[Data rows]:
_ _ _

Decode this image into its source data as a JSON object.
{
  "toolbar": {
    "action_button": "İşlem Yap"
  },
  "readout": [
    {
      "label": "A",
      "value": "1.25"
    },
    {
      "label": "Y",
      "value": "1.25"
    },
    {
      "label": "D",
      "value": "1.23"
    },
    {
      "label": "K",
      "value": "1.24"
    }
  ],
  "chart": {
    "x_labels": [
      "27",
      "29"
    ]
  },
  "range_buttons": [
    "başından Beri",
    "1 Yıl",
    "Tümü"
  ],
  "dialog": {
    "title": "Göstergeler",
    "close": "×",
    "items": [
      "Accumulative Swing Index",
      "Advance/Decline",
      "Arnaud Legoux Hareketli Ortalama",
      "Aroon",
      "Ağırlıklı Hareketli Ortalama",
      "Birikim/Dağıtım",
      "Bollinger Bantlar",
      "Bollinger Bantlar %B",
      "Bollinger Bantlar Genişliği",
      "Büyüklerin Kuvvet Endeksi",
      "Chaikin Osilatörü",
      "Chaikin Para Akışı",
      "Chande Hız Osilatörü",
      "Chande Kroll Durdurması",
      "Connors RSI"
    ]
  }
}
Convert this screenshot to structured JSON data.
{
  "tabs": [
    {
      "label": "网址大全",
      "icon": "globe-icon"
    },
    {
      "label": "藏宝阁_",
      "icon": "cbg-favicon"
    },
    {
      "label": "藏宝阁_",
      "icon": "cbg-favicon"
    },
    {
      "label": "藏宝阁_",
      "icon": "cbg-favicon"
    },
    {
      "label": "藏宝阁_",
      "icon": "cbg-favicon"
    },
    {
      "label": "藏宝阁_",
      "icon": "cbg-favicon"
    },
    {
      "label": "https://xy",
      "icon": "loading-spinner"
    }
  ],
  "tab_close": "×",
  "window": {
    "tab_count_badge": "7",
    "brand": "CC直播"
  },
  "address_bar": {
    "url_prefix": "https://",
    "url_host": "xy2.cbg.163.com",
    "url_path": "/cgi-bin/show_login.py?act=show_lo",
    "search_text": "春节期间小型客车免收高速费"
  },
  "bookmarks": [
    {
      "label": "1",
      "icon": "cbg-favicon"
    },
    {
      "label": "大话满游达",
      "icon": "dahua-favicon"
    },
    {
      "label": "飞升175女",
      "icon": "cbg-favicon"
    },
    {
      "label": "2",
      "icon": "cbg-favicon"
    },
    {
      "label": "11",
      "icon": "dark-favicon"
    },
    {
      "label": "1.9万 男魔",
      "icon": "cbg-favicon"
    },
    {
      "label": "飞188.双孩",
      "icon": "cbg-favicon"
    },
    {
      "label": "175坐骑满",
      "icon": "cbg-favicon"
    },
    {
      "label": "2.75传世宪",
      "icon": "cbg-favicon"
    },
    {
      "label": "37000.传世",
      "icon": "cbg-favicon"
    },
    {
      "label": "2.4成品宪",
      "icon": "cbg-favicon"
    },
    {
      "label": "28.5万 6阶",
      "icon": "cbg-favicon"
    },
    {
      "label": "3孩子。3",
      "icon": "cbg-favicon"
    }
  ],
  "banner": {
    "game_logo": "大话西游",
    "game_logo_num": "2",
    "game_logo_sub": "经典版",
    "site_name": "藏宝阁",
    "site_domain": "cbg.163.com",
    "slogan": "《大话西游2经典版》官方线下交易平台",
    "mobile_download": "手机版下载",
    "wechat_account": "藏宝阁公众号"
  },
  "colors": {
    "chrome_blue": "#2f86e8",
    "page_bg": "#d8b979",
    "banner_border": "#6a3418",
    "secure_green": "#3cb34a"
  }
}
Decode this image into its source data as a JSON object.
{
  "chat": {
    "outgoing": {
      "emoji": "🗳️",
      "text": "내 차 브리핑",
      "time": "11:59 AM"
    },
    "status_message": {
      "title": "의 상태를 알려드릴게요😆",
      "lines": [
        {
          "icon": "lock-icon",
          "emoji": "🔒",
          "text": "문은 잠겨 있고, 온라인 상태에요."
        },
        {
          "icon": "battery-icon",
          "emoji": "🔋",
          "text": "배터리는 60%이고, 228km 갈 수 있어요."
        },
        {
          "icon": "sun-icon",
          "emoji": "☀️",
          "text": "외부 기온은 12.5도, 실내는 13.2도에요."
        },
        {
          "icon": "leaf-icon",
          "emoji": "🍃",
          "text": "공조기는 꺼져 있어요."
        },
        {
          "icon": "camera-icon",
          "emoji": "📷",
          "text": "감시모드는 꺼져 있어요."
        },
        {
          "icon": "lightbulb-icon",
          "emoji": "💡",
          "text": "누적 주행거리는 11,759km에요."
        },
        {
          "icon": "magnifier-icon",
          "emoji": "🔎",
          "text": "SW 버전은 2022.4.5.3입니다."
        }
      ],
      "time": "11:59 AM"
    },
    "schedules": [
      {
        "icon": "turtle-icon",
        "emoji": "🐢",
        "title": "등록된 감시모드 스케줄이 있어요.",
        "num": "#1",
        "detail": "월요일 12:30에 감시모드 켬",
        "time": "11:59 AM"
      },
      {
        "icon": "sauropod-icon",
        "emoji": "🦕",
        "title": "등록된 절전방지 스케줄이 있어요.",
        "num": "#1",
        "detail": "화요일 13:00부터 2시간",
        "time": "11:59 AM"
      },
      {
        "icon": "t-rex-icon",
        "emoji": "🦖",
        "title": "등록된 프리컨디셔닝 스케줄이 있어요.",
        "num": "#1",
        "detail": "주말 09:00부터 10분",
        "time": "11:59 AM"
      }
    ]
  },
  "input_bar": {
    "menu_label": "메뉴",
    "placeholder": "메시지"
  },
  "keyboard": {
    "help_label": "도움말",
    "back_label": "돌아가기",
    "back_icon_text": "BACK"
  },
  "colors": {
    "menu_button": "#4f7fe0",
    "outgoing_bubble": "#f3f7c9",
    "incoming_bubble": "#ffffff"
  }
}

_ _ _

[Problem details]: Extract all of the material exactly as it is written.

[Solution for this problem]:
Decode this image into its source data as a JSON object.
{
  "toolbar": {
    "action_button": "İşlem Yap"
  },
  "readout": [
    {
      "label": "A",
      "value": "1.25"
    },
    {
      "label": "Y",
      "value": "1.25"
    },
    {
      "label": "D",
      "value": "1.23"
    },
    {
      "label": "K",
      "value": "1.24"
    }
  ],
  "chart": {
    "x_labels": [
      "27",
      "29"
    ]
  },
  "range_buttons": [
    "başından Beri",
    "1 Yıl",
    "Tümü"
  ],
  "dialog": {
    "title": "Göstergeler",
    "close": "×",
    "items": [
      "Accumulative Swing Index",
      "Advance/Decline",
      "Arnaud Legoux Hareketli Ortalama",
      "Aroon",
      "Ağırlıklı Hareketli Ortalama",
      "Birikim/Dağıtım",
      "Bollinger Bantlar",
      "Bollinger Bantlar %B",
      "Bollinger Bantlar Genişliği",
      "Büyüklerin Kuvvet Endeksi",
      "Chaikin Osilatörü",
      "Chaikin Para Akışı",
      "Chande Hız Osilatörü",
      "Chande Kroll Durdurması",
      "Connors RSI"
    ]
  }
}
Convert this screenshot to structured JSON data.
{
  "tabs": [
    {
      "label": "网址大全",
      "icon": "globe-icon"
    },
    {
      "label": "藏宝阁_",
      "icon": "cbg-favicon"
    },
    {
      "label": "藏宝阁_",
      "icon": "cbg-favicon"
    },
    {
      "label": "藏宝阁_",
      "icon": "cbg-favicon"
    },
    {
      "label": "藏宝阁_",
      "icon": "cbg-favicon"
    },
    {
      "label": "藏宝阁_",
      "icon": "cbg-favicon"
    },
    {
      "label": "https://xy",
      "icon": "loading-spinner"
    }
  ],
  "tab_close": "×",
  "window": {
    "tab_count_badge": "7",
    "brand": "CC直播"
  },
  "address_bar": {
    "url_prefix": "https://",
    "url_host": "xy2.cbg.163.com",
    "url_path": "/cgi-bin/show_login.py?act=show_lo",
    "search_text": "春节期间小型客车免收高速费"
  },
  "bookmarks": [
    {
      "label": "1",
      "icon": "cbg-favicon"
    },
    {
      "label": "大话满游达",
      "icon": "dahua-favicon"
    },
    {
      "label": "飞升175女",
      "icon": "cbg-favicon"
    },
    {
      "label": "2",
      "icon": "cbg-favicon"
    },
    {
      "label": "11",
      "icon": "dark-favicon"
    },
    {
      "label": "1.9万 男魔",
      "icon": "cbg-favicon"
    },
    {
      "label": "飞188.双孩",
      "icon": "cbg-favicon"
    },
    {
      "label": "175坐骑满",
      "icon": "cbg-favicon"
    },
    {
      "label": "2.75传世宪",
      "icon": "cbg-favicon"
    },
    {
      "label": "37000.传世",
      "icon": "cbg-favicon"
    },
    {
      "label": "2.4成品宪",
      "icon": "cbg-favicon"
    },
    {
      "label": "28.5万 6阶",
      "icon": "cbg-favicon"
    },
    {
      "label": "3孩子。3",
      "icon": "cbg-favicon"
    }
  ],
  "banner": {
    "game_logo": "大话西游",
    "game_logo_num": "2",
    "game_logo_sub": "经典版",
    "site_name": "藏宝阁",
    "site_domain": "cbg.163.com",
    "slogan": "《大话西游2经典版》官方线下交易平台",
    "mobile_download": "手机版下载",
    "wechat_account": "藏宝阁公众号"
  },
  "colors": {
    "chrome_blue": "#2f86e8",
    "page_bg": "#d8b979",
    "banner_border": "#6a3418",
    "secure_green": "#3cb34a"
  }
}
Decode this image into its source data as a JSON object.
{
  "chat": {
    "outgoing": {
      "emoji": "🗳️",
      "text": "내 차 브리핑",
      "time": "11:59 AM"
    },
    "status_message": {
      "title": "의 상태를 알려드릴게요😆",
      "lines": [
        {
          "icon": "lock-icon",
          "emoji": "🔒",
          "text": "문은 잠겨 있고, 온라인 상태에요."
        },
        {
          "icon": "battery-icon",
          "emoji": "🔋",
          "text": "배터리는 60%이고, 228km 갈 수 있어요."
        },
        {
          "icon": "sun-icon",
          "emoji": "☀️",
          "text": "외부 기온은 12.5도, 실내는 13.2도에요."
        },
        {
          "icon": "leaf-icon",
          "emoji": "🍃",
          "text": "공조기는 꺼져 있어요."
        },
        {
          "icon": "camera-icon",
          "emoji": "📷",
          "text": "감시모드는 꺼져 있어요."
        },
        {
          "icon": "lightbulb-icon",
          "emoji": "💡",
          "text": "누적 주행거리는 11,759km에요."
        },
        {
          "icon": "magnifier-icon",
          "emoji": "🔎",
          "text": "SW 버전은 2022.4.5.3입니다."
        }
      ],
      "time": "11:59 AM"
    },
    "schedules": [
      {
        "icon": "turtle-icon",
        "emoji": "🐢",
        "title": "등록된 감시모드 스케줄이 있어요.",
        "num": "#1",
        "detail": "월요일 12:30에 감시모드 켬",
        "time": "11:59 AM"
      },
      {
        "icon": "sauropod-icon",
        "emoji": "🦕",
        "title": "등록된 절전방지 스케줄이 있어요.",
        "num": "#1",
        "detail": "화요일 13:00부터 2시간",
        "time": "11:59 AM"
      },
      {
        "icon": "t-rex-icon",
        "emoji": "🦖",
        "title": "등록된 프리컨디셔닝 스케줄이 있어요.",
        "num": "#1",
        "detail": "주말 09:00부터 10분",
        "time": "11:59 AM"
      }
    ]
  },
  "input_bar": {
    "menu_label": "메뉴",
    "placeholder": "메시지"
  },
  "keyboard": {
    "help_label": "도움말",
    "back_label": "돌아가기",
    "back_icon_text": "BACK"
  },
  "colors": {
    "menu_button": "#4f7fe0",
    "outgoing_bubble": "#f3f7c9",
    "incoming_bubble": "#ffffff"
  }
}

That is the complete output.